CONSIGNE A:
Pouvez-vous recopier à l'identique les lignes du listing, en commençant par celle qui contient « participant-tile[interactable]: ▭ 公管1902 » et en terminant par celle qui contient « 224, 371, 298] », ces deux lignes comprises ?

TEXTE FOURNI:
= = = = = = =

La politique de la Société de l'assurance automobile du Québec d'accommoder des juifs hassidiques ou des musulmans désireux de passer un examen avec un évaluateur du même sexe a animé l'Assemblée nationale pour une deuxième journée d'affilée, mercredi. La SAAQ s'appuie sur un avis de la Commission des droits de la personne du Québec.
«Il faut quand même placer ça dans son contexte, a déclaré le premier ministre Jean Charest. On parle de six cas sur 26 000.»
Faux argument! rétorque l'opposition. Selon elle, le problème n'a rien à voir avec le nombre de cas. «Est-ce que quelqu'un va dire demain matin qu'il veut une juge femme ou un juge homme? Est-ce qu'on va accepter ça?» a demandé Pauline Marois.
Jean Charest et la ministre de l'Immigration et des Communautés culturelles, Yolande James, soutiennent que le travail gouvernemental a été accompli.
Le chef du gouvernement a cité l'inclusion du principe de l'égalité entre les hommes et les femmes dans la Charte québécoise des droits et libertés. Le préambule du texte a été modifié en 2008 pour y insérer les mots suivants : «Les droits et libertés énoncés dans la présente Charte sont garantis également aux femmes et aux hommes.»
Pour sa part, la ministre James a évoqué la déclaration sur les valeurs québécoises que tous les nouveaux immigrants doivent désormais signer.
Pour le PQ et l'ADQ, ces mesures sont tout à fait insuffisantes.
Pauline Marois exige que la Charte soit remodifiée afin de donner plus de poids à l'égalité entre les hommes et les femmes. La chef péquiste propose un amendement qui se lirait comme suit : «Dans l'interprétation et l'application de la présente charte, il doit être tenu compte de l'importance de garantir [cette] égalité.» Il faudrait aussi que le principe de la séparation entre l'État et la religion soit clairement affirmé, dit-elle.
À l'ADQ, où l'on avait marqué beaucoup de points dans l'opinion publique avec ce dossier en 2007 (avant que le PQ ne saute sur la même glace), Sylvie Roy s'est référée à la commission Bouchard-Taylor, qui proposait un livre blanc sur la laïcité.

= = = = = = =

[Enregistrements tirés d'un jeu de données]
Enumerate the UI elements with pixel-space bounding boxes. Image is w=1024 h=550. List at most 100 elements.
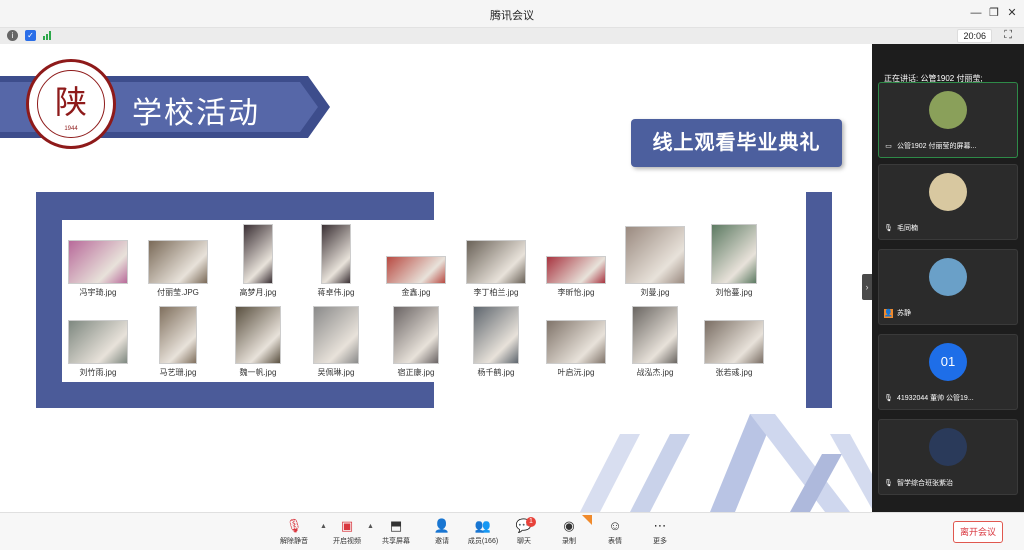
participant-tile[interactable]: ▭ 公管1902 付丽莹的屏幕...	[878, 82, 1018, 158]
photo-thumbnail	[711, 224, 757, 284]
emoji-button[interactable]: ☺ 表情	[593, 518, 637, 546]
photo-item: 张若彧.jpg	[699, 320, 769, 378]
more-button[interactable]: ⋯ 更多	[638, 518, 682, 546]
photo-caption: 战泓杰.jpg	[636, 368, 674, 377]
unmute-button[interactable]: 🎙 解除静音	[272, 518, 316, 546]
minimize-icon[interactable]: —	[968, 5, 984, 21]
avatar: 01	[929, 343, 967, 381]
participant-tile[interactable]: 🎙 毛同楠	[878, 164, 1018, 240]
photo-caption: 刘怡蔓.jpg	[715, 288, 753, 297]
photo-item: 金鑫.jpg	[381, 256, 451, 298]
photo-item: 蒋卓伟.jpg	[301, 224, 371, 298]
photo-thumbnail	[68, 320, 128, 364]
photo-thumbnail	[632, 306, 678, 364]
participant-name: 苏静	[897, 310, 911, 317]
title-bar: 腾讯会议 — ❐ ✕	[0, 0, 1024, 28]
participant-name: 毛同楠	[897, 225, 918, 232]
shield-icon[interactable]: ✓	[25, 30, 36, 41]
photo-thumbnail	[473, 306, 519, 364]
photo-thumbnail	[313, 306, 359, 364]
meeting-toolbar: 🎙 解除静音 ▲ ▣ 开启视频 ▲ ⬒ 共享屏幕 👤 邀请 👥 成员(166) …	[0, 512, 1024, 550]
participant-name: 智学综合班张紫治	[897, 480, 953, 487]
photo-thumbnail	[386, 256, 446, 284]
restore-icon[interactable]: ❐	[986, 5, 1002, 21]
photo-item: 冯宇琦.jpg	[63, 240, 133, 298]
camera-off-icon: ▣	[340, 518, 354, 533]
chat-button[interactable]: 💬 聊天	[502, 518, 546, 546]
share-screen-icon: ⬒	[389, 518, 403, 533]
photo-thumbnail	[393, 306, 439, 364]
photo-caption: 刘曼.jpg	[640, 288, 670, 297]
photo-thumbnail	[466, 240, 526, 284]
photo-item: 刘竹雨.jpg	[63, 320, 133, 378]
photo-thumbnail	[704, 320, 764, 364]
photo-caption: 蒋卓伟.jpg	[317, 288, 355, 297]
share-screen-button[interactable]: ⬒ 共享屏幕	[374, 518, 418, 546]
photo-item: 李丁柏兰.jpg	[461, 240, 531, 298]
members-icon: 👥	[474, 518, 492, 533]
decorative-stripes	[580, 414, 872, 512]
photo-caption: 李丁柏兰.jpg	[473, 288, 519, 297]
photo-thumbnail	[148, 240, 208, 284]
photo-caption: 付丽莹.JPG	[157, 288, 199, 297]
photo-thumbnail	[159, 306, 197, 364]
shared-slide: 陕 1944 学校活动 线上观看毕业典礼 冯宇琦.jpg 付丽莹.JPG 高梦月.j…	[0, 44, 872, 512]
info-bar: i ✓	[0, 28, 1024, 44]
invite-icon: 👤	[433, 518, 451, 533]
leave-meeting-button[interactable]: 离开会议	[953, 521, 1003, 543]
mic-muted-icon: 🎙	[884, 395, 893, 402]
chat-badge: 1	[526, 517, 536, 527]
photo-item: 宿正康.jpg	[381, 306, 451, 378]
photo-thumbnail	[243, 224, 273, 284]
signal-icon[interactable]	[43, 31, 53, 40]
photo-item: 魏一帆.jpg	[223, 306, 293, 378]
invite-button[interactable]: 👤 邀请	[420, 518, 464, 546]
avatar	[929, 91, 967, 129]
chat-icon: 💬	[515, 518, 533, 533]
video-options-chevron-icon[interactable]: ▲	[367, 523, 374, 530]
photo-caption: 冯宇琦.jpg	[79, 288, 117, 297]
participant-tile[interactable]: 👤 苏静	[878, 249, 1018, 325]
photo-item: 战泓杰.jpg	[620, 306, 690, 378]
photo-thumbnail	[321, 224, 351, 284]
photo-caption: 金鑫.jpg	[401, 288, 431, 297]
more-icon: ⋯	[653, 518, 667, 533]
record-button[interactable]: ◉ 录制	[547, 518, 591, 546]
start-video-button[interactable]: ▣ 开启视频	[325, 518, 369, 546]
participant-tile[interactable]: 01 🎙 41932044 董帅 公管19...	[878, 334, 1018, 410]
mic-muted-icon: 🎙	[884, 225, 893, 232]
photo-item: 吴佩琳.jpg	[301, 306, 371, 378]
photo-thumbnail	[546, 256, 606, 284]
slide-heading: 学校活动	[132, 97, 260, 130]
photo-caption: 刘竹雨.jpg	[79, 368, 117, 377]
photo-thumbnail	[235, 306, 281, 364]
photo-caption: 高梦月.jpg	[239, 288, 277, 297]
photo-item: 李昕怡.jpg	[541, 256, 611, 298]
photo-caption: 魏一帆.jpg	[239, 368, 277, 377]
mic-muted-icon: 🎙	[285, 518, 303, 533]
meeting-timer: 20:06	[957, 29, 992, 43]
avatar	[929, 258, 967, 296]
close-icon[interactable]: ✕	[1004, 5, 1020, 21]
info-icon[interactable]: i	[7, 30, 18, 41]
photo-item: 马艺珊.jpg	[143, 306, 213, 378]
photo-caption: 叶启沅.jpg	[557, 368, 595, 377]
photo-caption: 宿正康.jpg	[397, 368, 435, 377]
participant-tile[interactable]: 🎙 智学综合班张紫治	[878, 419, 1018, 495]
collapse-sidebar-button[interactable]: ›	[862, 274, 872, 300]
university-logo: 陕 1944	[26, 59, 116, 149]
photo-item: 刘曼.jpg	[620, 226, 690, 298]
photo-caption: 杨千鹤.jpg	[477, 368, 515, 377]
photo-thumbnail	[68, 240, 128, 284]
photo-item: 刘怡蔓.jpg	[699, 224, 769, 298]
window-title: 腾讯会议	[490, 10, 534, 22]
photo-item: 高梦月.jpg	[223, 224, 293, 298]
members-button[interactable]: 👥 成员(166)	[461, 518, 505, 546]
photo-caption: 李昕怡.jpg	[557, 288, 595, 297]
photo-thumbnail	[546, 320, 606, 364]
participant-name: 公管1902 付丽莹的屏幕...	[897, 143, 977, 150]
photo-caption: 张若彧.jpg	[715, 368, 753, 377]
smiley-icon: ☺	[608, 518, 622, 533]
fullscreen-icon[interactable]: ⛶	[1004, 29, 1012, 42]
avatar	[929, 173, 967, 211]
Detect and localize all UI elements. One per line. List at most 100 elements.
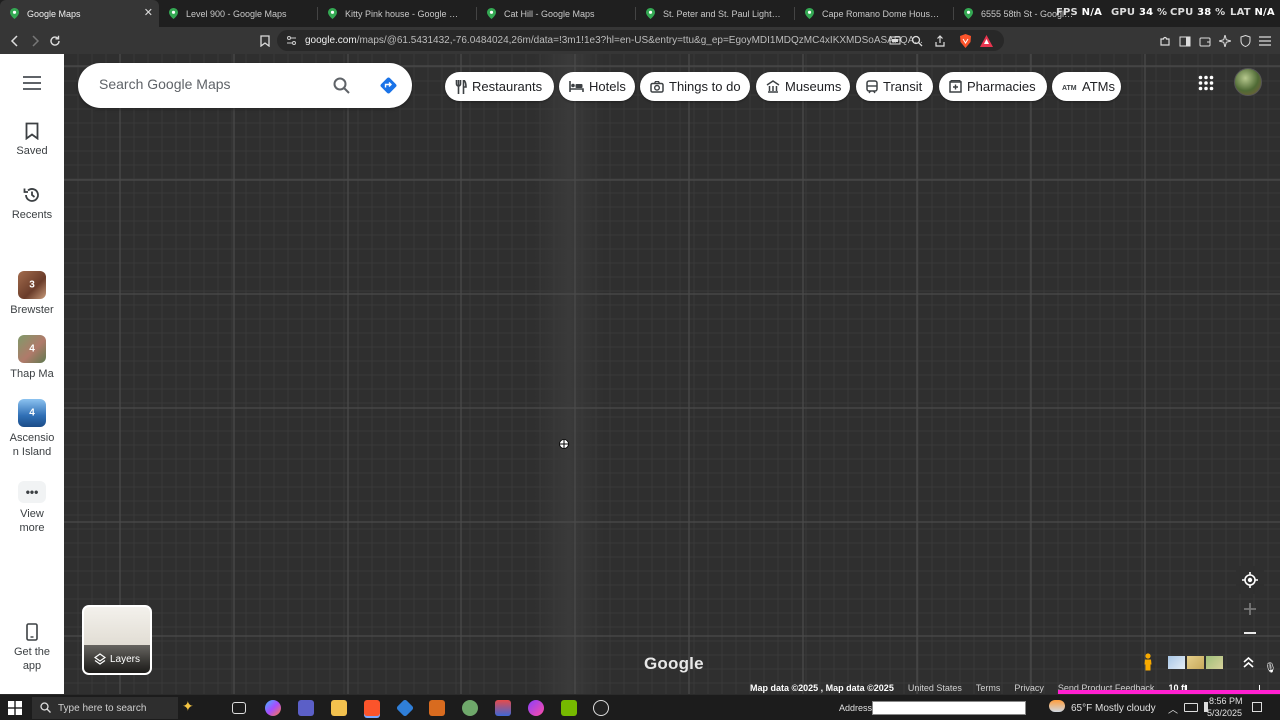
sparkle-icon	[1219, 35, 1231, 47]
tab-cat-hill[interactable]: Cat Hill - Google Maps	[477, 0, 636, 27]
brave-lion-icon	[959, 34, 971, 48]
zoom-out-button[interactable]	[1236, 619, 1264, 647]
bookmark-button[interactable]	[256, 32, 274, 50]
app-icon-purple[interactable]	[298, 700, 314, 716]
imagery-thumb-terrain[interactable]	[1187, 656, 1204, 669]
chip-transit[interactable]: Transit	[856, 72, 933, 101]
clock-date[interactable]: 5/3/2025	[1207, 708, 1242, 718]
my-location-button[interactable]	[1236, 566, 1264, 594]
close-tab-icon[interactable]: ✕	[144, 6, 153, 19]
recent-place-brewster[interactable]: 3 Brewster	[0, 271, 64, 317]
chip-things-to-do[interactable]: Things to do	[640, 72, 750, 101]
privacy-link[interactable]: Privacy	[1014, 683, 1044, 693]
url-domain: google.com	[305, 35, 357, 46]
arrow-right-icon	[32, 35, 40, 47]
brave-taskbar-icon[interactable]	[364, 700, 380, 716]
apps-grid-icon	[1198, 75, 1214, 91]
tab-label: Cape Romano Dome House - Goog	[822, 8, 940, 19]
nvidia-icon[interactable]	[561, 700, 577, 716]
sidebar-button[interactable]	[1176, 32, 1194, 50]
browser-menu-button[interactable]	[1256, 32, 1274, 50]
share-button[interactable]	[931, 32, 949, 50]
notifications-icon[interactable]	[1252, 702, 1262, 712]
chip-restaurants[interactable]: Restaurants	[445, 72, 554, 101]
start-button[interactable]	[8, 701, 22, 715]
imagery-thumb-satellite[interactable]	[1206, 656, 1223, 669]
copilot-sparkle-icon[interactable]: ✦	[182, 698, 194, 715]
google-apps-button[interactable]	[1192, 69, 1220, 97]
tab-cape-romano[interactable]: Cape Romano Dome House - Goog	[795, 0, 954, 27]
reload-button[interactable]	[46, 32, 64, 50]
weather-text[interactable]: 65°F Mostly cloudy	[1071, 703, 1156, 714]
saved-button[interactable]: Saved	[0, 122, 64, 158]
recents-button[interactable]: Recents	[0, 186, 64, 222]
vpn-button[interactable]	[1236, 32, 1254, 50]
copilot-icon[interactable]	[265, 700, 281, 716]
recent-place-ascension-island[interactable]: 4 Ascensio n Island	[0, 399, 64, 459]
clock-time[interactable]: 8:56 PM	[1209, 696, 1243, 706]
chip-label: ATMs	[1082, 79, 1115, 94]
maps-pin-icon	[169, 8, 178, 19]
task-view-icon[interactable]	[232, 702, 246, 714]
expand-imagery-button[interactable]	[1234, 648, 1262, 676]
site-settings-icon[interactable]	[286, 35, 297, 46]
cast-icon	[889, 36, 901, 45]
double-chevron-up-icon	[1242, 656, 1254, 668]
directions-button[interactable]	[379, 76, 398, 95]
chip-hotels[interactable]: Hotels	[559, 72, 635, 101]
app-icon-green[interactable]	[462, 700, 478, 716]
bed-icon	[569, 81, 584, 92]
extensions-button[interactable]	[1156, 32, 1174, 50]
magnifier-icon	[911, 35, 923, 47]
windows-logo-icon	[8, 701, 22, 715]
menu-button[interactable]	[0, 76, 64, 90]
country-link[interactable]: United States	[908, 683, 962, 693]
left-rail: Saved Recents 3 Brewster 4 Thap Ma 4 Asc…	[0, 54, 64, 694]
chip-atms[interactable]: ATM ATMs	[1052, 72, 1121, 101]
cast-button[interactable]	[886, 32, 904, 50]
atm-icon: ATM	[1062, 83, 1077, 91]
hud-gpu: GPU 34 %	[1111, 7, 1168, 18]
tab-st-peter-lighthouse[interactable]: St. Peter and St. Paul Lighthouse and	[636, 0, 795, 27]
terms-link[interactable]: Terms	[976, 683, 1001, 693]
app-icon-orange[interactable]	[429, 700, 445, 716]
brave-rewards-button[interactable]	[977, 32, 995, 50]
more-dots-icon: •••	[18, 481, 46, 503]
layers-button[interactable]: Layers	[82, 605, 152, 675]
map-canvas[interactable]	[64, 54, 1280, 694]
chip-label: Things to do	[669, 79, 741, 94]
search-button[interactable]	[333, 77, 350, 94]
taskbar-search[interactable]: Type here to search	[32, 697, 178, 719]
brave-shields-button[interactable]	[956, 32, 974, 50]
file-explorer-icon[interactable]	[331, 700, 347, 716]
forward-button[interactable]	[26, 32, 44, 50]
avatar[interactable]	[1234, 68, 1262, 96]
imagery-thumbnails[interactable]	[1168, 656, 1224, 670]
get-the-app-button[interactable]: Get the app	[0, 623, 64, 673]
keyboard-icon[interactable]	[1184, 703, 1198, 712]
microphone-icon[interactable]: 🎙	[1264, 663, 1277, 674]
address-toolbar-input[interactable]	[872, 701, 1026, 715]
fork-knife-icon	[455, 79, 467, 94]
media-player-icon[interactable]	[593, 700, 609, 716]
wallet-button[interactable]	[1196, 32, 1214, 50]
app-icon-messenger[interactable]	[528, 700, 544, 716]
tab-kitty-pink-house[interactable]: Kitty Pink house - Google Maps	[318, 0, 477, 27]
tab-level-900[interactable]: Level 900 - Google Maps	[159, 0, 318, 27]
pegman-button[interactable]	[1134, 648, 1162, 676]
leo-ai-button[interactable]	[1216, 32, 1234, 50]
chip-museums[interactable]: Museums	[756, 72, 850, 101]
chip-pharmacies[interactable]: Pharmacies	[939, 72, 1047, 101]
imagery-thumb-globe[interactable]	[1168, 656, 1185, 669]
recent-place-thap-ma[interactable]: 4 Thap Ma	[0, 335, 64, 381]
back-button[interactable]	[6, 32, 24, 50]
chip-label: Hotels	[589, 79, 626, 94]
tray-chevron-icon[interactable]: ︿	[1168, 701, 1178, 716]
directions-icon	[380, 77, 397, 94]
view-more-button[interactable]: ••• View more	[0, 481, 64, 535]
zoom-page-button[interactable]	[908, 32, 926, 50]
search-input[interactable]	[99, 76, 329, 92]
app-icon-red-blue[interactable]	[495, 700, 511, 716]
tab-google-maps[interactable]: Google Maps ✕	[0, 0, 159, 27]
app-icon-blue-diamond[interactable]	[395, 698, 415, 718]
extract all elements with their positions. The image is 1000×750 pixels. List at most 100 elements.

= = = = = = =

CONSIGNE B:
Pouvez-vous prolonger le texte sur les accommodements de la SAAQ à partir de l'endroit où il s'arrête ?

RÉPONSE ATTENDUE A:
participant-tile[interactable]: ▭ 公管1902 付丽莹的屏幕...	[878, 82, 1018, 158]
photo-thumbnail	[711, 224, 757, 284]
emoji-button[interactable]: ☺ 表情	[593, 518, 637, 546]
photo-item: 张若彧.jpg	[699, 320, 769, 378]
more-button[interactable]: ⋯ 更多	[638, 518, 682, 546]
photo-caption: 战泓杰.jpg	[636, 368, 674, 377]
unmute-button[interactable]: 🎙 解除静音	[272, 518, 316, 546]
minimize-icon[interactable]: —	[968, 5, 984, 21]
avatar: 01	[929, 343, 967, 381]
participant-tile[interactable]: 🎙 毛同楠	[878, 164, 1018, 240]
photo-caption: 刘怡蔓.jpg	[715, 288, 753, 297]
photo-item: 金鑫.jpg	[381, 256, 451, 298]
photo-item: 蒋卓伟.jpg	[301, 224, 371, 298]

RÉPONSE ATTENDUE B:
Dans leur rapport, les deux commissaires écrivaient qu'il «importe, à ce stade de l'histoire du Québec, que l'État formalise et énonce la conception de la laïcité qui prévaut déjà en pratique et que, ce faisant, les balises qui la circonscrivent soient affirmées et précisées». Ce document n'a jamais été produit.
Les arguments des partis d'opposition n'ont pas ébranlé le gouvernement. Il est résolu à ne pas bouger sur cette question. On plaide que, de toute façon, chaque cas devra toujours être étudié au mérite.
«Pendant que le premier ministre ne définit pas ce qu'est la laïcité, ce sont des chauffeurs d'autobus qui doivent prendre les décisions», a raillé Mme Roy. Elle faisait référence à un épisode récent survenu dans un autobus du Réseau de transport de la Capitale où un conducteur a demandé à une femme arborant le niqab de se découvrir afin de dévoiler son identité.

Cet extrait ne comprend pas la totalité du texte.